■ **GOAL**
Reproduce all the lines exactly as they stand, apart from the pictures.

■ **EXCERPTED DATA**
(begin)

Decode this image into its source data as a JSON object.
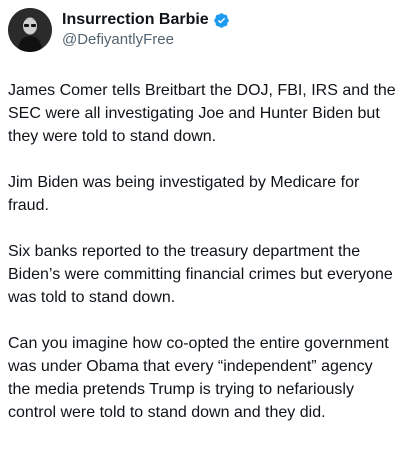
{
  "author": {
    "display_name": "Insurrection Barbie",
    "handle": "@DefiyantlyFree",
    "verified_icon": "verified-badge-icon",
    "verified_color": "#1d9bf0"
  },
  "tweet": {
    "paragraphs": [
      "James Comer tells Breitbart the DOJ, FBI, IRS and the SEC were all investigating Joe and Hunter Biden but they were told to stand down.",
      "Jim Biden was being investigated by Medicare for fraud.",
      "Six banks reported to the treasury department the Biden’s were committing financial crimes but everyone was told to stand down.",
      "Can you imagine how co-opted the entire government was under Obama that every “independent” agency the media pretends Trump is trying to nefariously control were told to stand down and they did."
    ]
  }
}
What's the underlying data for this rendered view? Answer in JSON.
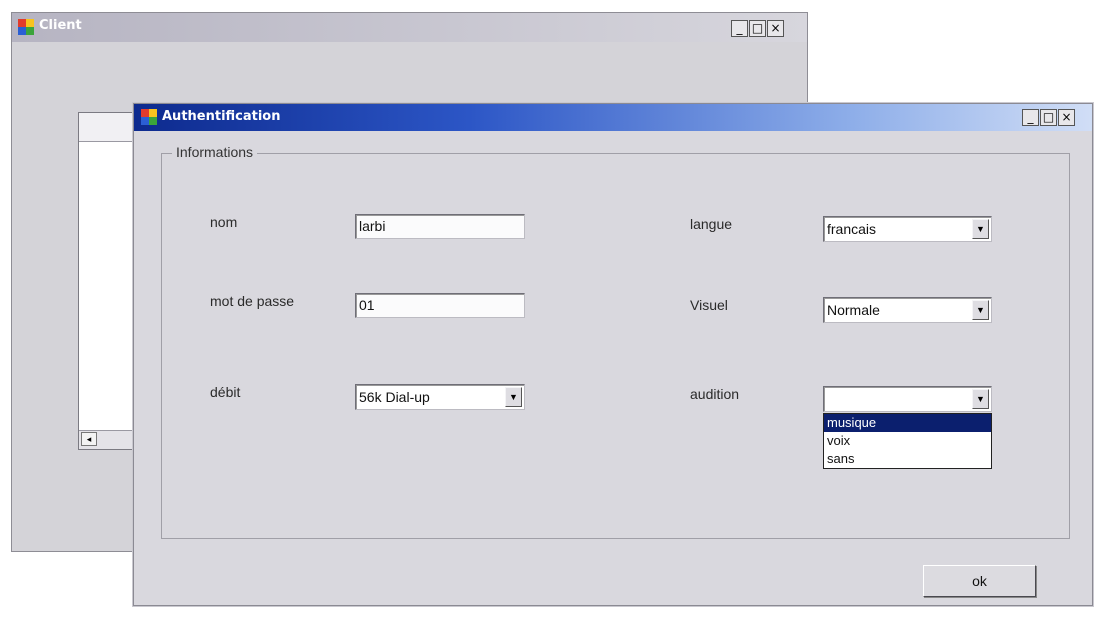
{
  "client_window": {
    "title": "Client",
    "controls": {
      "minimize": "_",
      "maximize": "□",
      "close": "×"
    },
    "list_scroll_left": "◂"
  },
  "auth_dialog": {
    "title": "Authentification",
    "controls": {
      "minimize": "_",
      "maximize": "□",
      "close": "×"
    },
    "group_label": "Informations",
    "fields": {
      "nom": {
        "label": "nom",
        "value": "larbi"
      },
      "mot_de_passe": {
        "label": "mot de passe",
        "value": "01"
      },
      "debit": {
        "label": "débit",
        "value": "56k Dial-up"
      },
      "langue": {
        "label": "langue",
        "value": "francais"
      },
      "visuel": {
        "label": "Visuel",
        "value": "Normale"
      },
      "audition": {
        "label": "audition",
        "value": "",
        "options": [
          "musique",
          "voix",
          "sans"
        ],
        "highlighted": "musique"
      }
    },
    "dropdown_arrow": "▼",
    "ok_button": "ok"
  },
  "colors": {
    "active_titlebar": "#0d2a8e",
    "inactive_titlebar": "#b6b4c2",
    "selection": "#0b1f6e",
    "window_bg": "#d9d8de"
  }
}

(end)

■ **OUTPUT FOR THIS TASK**
Decode this image into its source data as a JSON object.
{
  "author": {
    "display_name": "Insurrection Barbie",
    "handle": "@DefiyantlyFree",
    "verified_icon": "verified-badge-icon",
    "verified_color": "#1d9bf0"
  },
  "tweet": {
    "paragraphs": [
      "James Comer tells Breitbart the DOJ, FBI, IRS and the SEC were all investigating Joe and Hunter Biden but they were told to stand down.",
      "Jim Biden was being investigated by Medicare for fraud.",
      "Six banks reported to the treasury department the Biden’s were committing financial crimes but everyone was told to stand down.",
      "Can you imagine how co-opted the entire government was under Obama that every “independent” agency the media pretends Trump is trying to nefariously control were told to stand down and they did."
    ]
  }
}
What's the underlying data for this rendered view? Answer in JSON.
{
  "client_window": {
    "title": "Client",
    "controls": {
      "minimize": "_",
      "maximize": "□",
      "close": "×"
    },
    "list_scroll_left": "◂"
  },
  "auth_dialog": {
    "title": "Authentification",
    "controls": {
      "minimize": "_",
      "maximize": "□",
      "close": "×"
    },
    "group_label": "Informations",
    "fields": {
      "nom": {
        "label": "nom",
        "value": "larbi"
      },
      "mot_de_passe": {
        "label": "mot de passe",
        "value": "01"
      },
      "debit": {
        "label": "débit",
        "value": "56k Dial-up"
      },
      "langue": {
        "label": "langue",
        "value": "francais"
      },
      "visuel": {
        "label": "Visuel",
        "value": "Normale"
      },
      "audition": {
        "label": "audition",
        "value": "",
        "options": [
          "musique",
          "voix",
          "sans"
        ],
        "highlighted": "musique"
      }
    },
    "dropdown_arrow": "▼",
    "ok_button": "ok"
  },
  "colors": {
    "active_titlebar": "#0d2a8e",
    "inactive_titlebar": "#b6b4c2",
    "selection": "#0b1f6e",
    "window_bg": "#d9d8de"
  }
}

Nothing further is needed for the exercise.